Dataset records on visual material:
%%

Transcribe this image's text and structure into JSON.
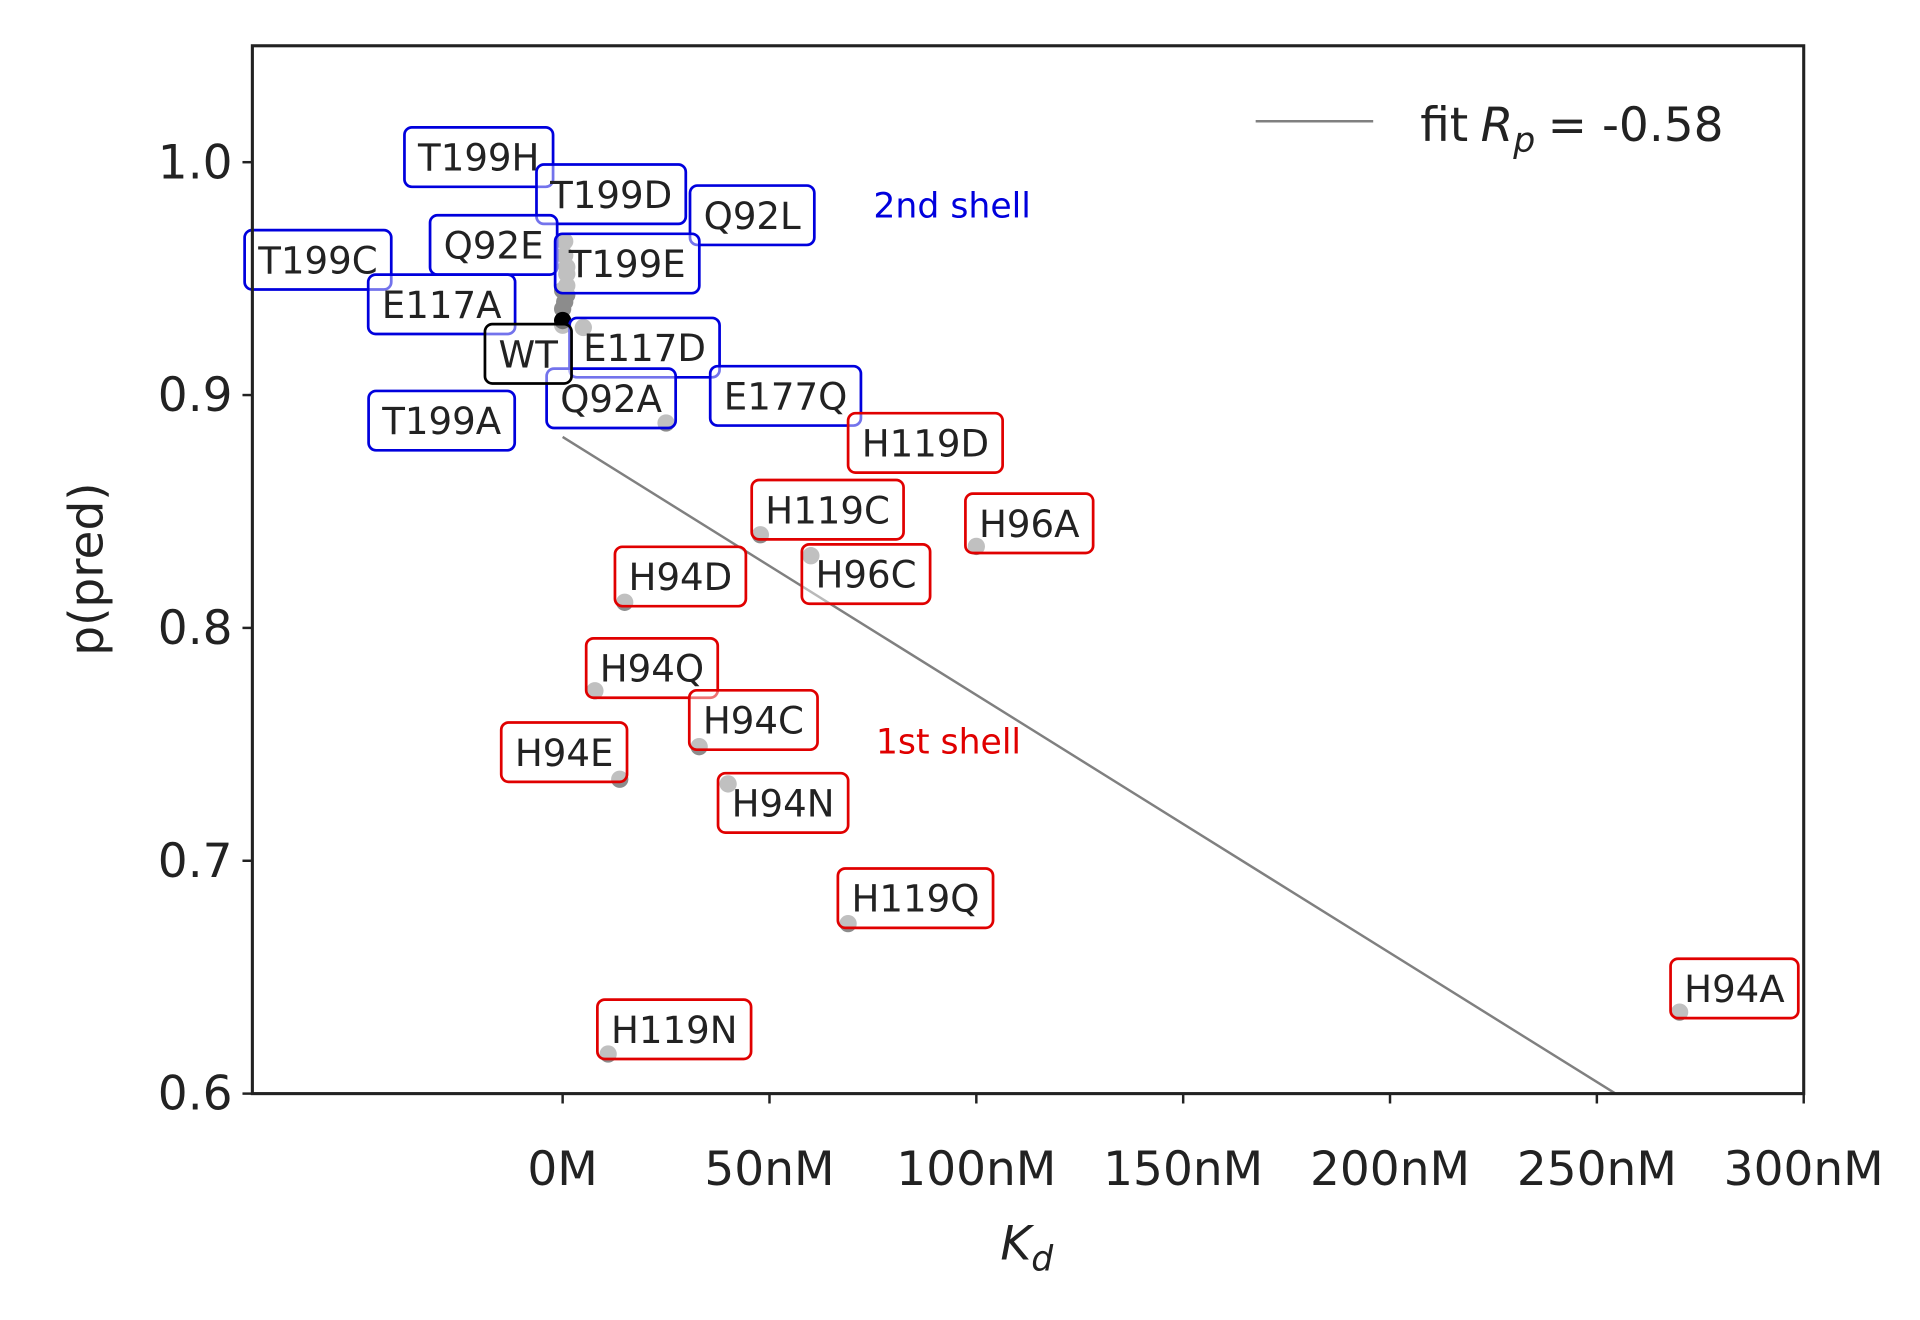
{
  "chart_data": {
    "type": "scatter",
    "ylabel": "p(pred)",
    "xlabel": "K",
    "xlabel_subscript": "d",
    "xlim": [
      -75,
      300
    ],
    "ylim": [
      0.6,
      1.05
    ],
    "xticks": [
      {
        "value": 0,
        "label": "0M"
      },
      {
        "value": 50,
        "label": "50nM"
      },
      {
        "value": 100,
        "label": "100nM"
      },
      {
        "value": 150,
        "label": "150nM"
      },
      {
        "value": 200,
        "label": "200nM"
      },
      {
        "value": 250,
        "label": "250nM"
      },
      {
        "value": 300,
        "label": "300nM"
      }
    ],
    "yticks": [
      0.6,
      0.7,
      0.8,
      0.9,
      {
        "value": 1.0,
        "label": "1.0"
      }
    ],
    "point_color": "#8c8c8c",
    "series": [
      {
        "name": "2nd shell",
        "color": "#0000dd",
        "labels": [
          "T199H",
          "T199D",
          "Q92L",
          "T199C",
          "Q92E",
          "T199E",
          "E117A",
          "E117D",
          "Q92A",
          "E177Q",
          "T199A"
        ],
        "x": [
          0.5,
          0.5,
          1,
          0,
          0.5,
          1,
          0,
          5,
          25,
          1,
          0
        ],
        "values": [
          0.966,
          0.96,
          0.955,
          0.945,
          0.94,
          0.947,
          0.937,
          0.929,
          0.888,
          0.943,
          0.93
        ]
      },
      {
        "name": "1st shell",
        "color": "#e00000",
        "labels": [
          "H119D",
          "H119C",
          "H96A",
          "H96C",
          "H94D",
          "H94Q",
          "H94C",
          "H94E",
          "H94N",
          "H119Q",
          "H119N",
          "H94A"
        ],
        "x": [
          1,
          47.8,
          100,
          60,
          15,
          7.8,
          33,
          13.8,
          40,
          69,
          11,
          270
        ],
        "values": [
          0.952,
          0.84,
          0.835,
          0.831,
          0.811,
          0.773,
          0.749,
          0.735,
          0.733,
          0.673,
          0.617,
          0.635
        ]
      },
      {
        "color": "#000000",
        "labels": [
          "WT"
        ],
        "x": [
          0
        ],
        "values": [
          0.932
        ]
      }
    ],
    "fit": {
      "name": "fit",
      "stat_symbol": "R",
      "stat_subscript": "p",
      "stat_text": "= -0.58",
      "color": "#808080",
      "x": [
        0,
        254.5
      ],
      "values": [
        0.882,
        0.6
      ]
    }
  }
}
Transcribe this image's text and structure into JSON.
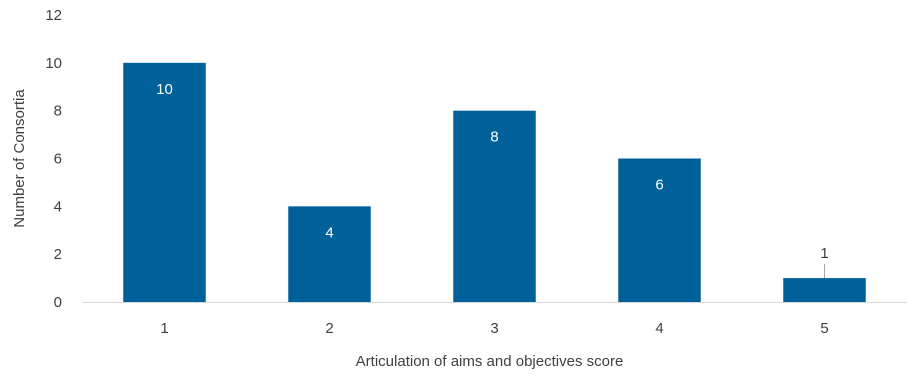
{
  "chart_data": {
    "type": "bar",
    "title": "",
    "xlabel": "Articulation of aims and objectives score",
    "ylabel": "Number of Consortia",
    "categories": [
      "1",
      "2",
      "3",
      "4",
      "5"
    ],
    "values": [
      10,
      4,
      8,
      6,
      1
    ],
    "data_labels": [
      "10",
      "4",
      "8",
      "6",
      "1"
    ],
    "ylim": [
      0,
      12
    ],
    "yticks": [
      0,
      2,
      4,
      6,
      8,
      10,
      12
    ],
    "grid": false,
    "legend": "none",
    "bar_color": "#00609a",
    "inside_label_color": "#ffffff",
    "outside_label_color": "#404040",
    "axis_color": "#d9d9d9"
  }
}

%%

WHAT TO PRODUCE: Leave out the pictures and restate everything else word for word.

CORRECT ANSWER:
Transcribe this image's text and structure into JSON.
{
  "chart_data": {
    "type": "scatter",
    "ylabel": "p(pred)",
    "xlabel": "K",
    "xlabel_subscript": "d",
    "xlim": [
      -75,
      300
    ],
    "ylim": [
      0.6,
      1.05
    ],
    "xticks": [
      {
        "value": 0,
        "label": "0M"
      },
      {
        "value": 50,
        "label": "50nM"
      },
      {
        "value": 100,
        "label": "100nM"
      },
      {
        "value": 150,
        "label": "150nM"
      },
      {
        "value": 200,
        "label": "200nM"
      },
      {
        "value": 250,
        "label": "250nM"
      },
      {
        "value": 300,
        "label": "300nM"
      }
    ],
    "yticks": [
      0.6,
      0.7,
      0.8,
      0.9,
      {
        "value": 1.0,
        "label": "1.0"
      }
    ],
    "point_color": "#8c8c8c",
    "series": [
      {
        "name": "2nd shell",
        "color": "#0000dd",
        "labels": [
          "T199H",
          "T199D",
          "Q92L",
          "T199C",
          "Q92E",
          "T199E",
          "E117A",
          "E117D",
          "Q92A",
          "E177Q",
          "T199A"
        ],
        "x": [
          0.5,
          0.5,
          1,
          0,
          0.5,
          1,
          0,
          5,
          25,
          1,
          0
        ],
        "values": [
          0.966,
          0.96,
          0.955,
          0.945,
          0.94,
          0.947,
          0.937,
          0.929,
          0.888,
          0.943,
          0.93
        ]
      },
      {
        "name": "1st shell",
        "color": "#e00000",
        "labels": [
          "H119D",
          "H119C",
          "H96A",
          "H96C",
          "H94D",
          "H94Q",
          "H94C",
          "H94E",
          "H94N",
          "H119Q",
          "H119N",
          "H94A"
        ],
        "x": [
          1,
          47.8,
          100,
          60,
          15,
          7.8,
          33,
          13.8,
          40,
          69,
          11,
          270
        ],
        "values": [
          0.952,
          0.84,
          0.835,
          0.831,
          0.811,
          0.773,
          0.749,
          0.735,
          0.733,
          0.673,
          0.617,
          0.635
        ]
      },
      {
        "color": "#000000",
        "labels": [
          "WT"
        ],
        "x": [
          0
        ],
        "values": [
          0.932
        ]
      }
    ],
    "fit": {
      "name": "fit",
      "stat_symbol": "R",
      "stat_subscript": "p",
      "stat_text": "= -0.58",
      "color": "#808080",
      "x": [
        0,
        254.5
      ],
      "values": [
        0.882,
        0.6
      ]
    }
  }
}
Transcribe this image's text and structure into JSON.
{
  "chart_data": {
    "type": "bar",
    "title": "",
    "xlabel": "Articulation of aims and objectives score",
    "ylabel": "Number of Consortia",
    "categories": [
      "1",
      "2",
      "3",
      "4",
      "5"
    ],
    "values": [
      10,
      4,
      8,
      6,
      1
    ],
    "data_labels": [
      "10",
      "4",
      "8",
      "6",
      "1"
    ],
    "ylim": [
      0,
      12
    ],
    "yticks": [
      0,
      2,
      4,
      6,
      8,
      10,
      12
    ],
    "grid": false,
    "legend": "none",
    "bar_color": "#00609a",
    "inside_label_color": "#ffffff",
    "outside_label_color": "#404040",
    "axis_color": "#d9d9d9"
  }
}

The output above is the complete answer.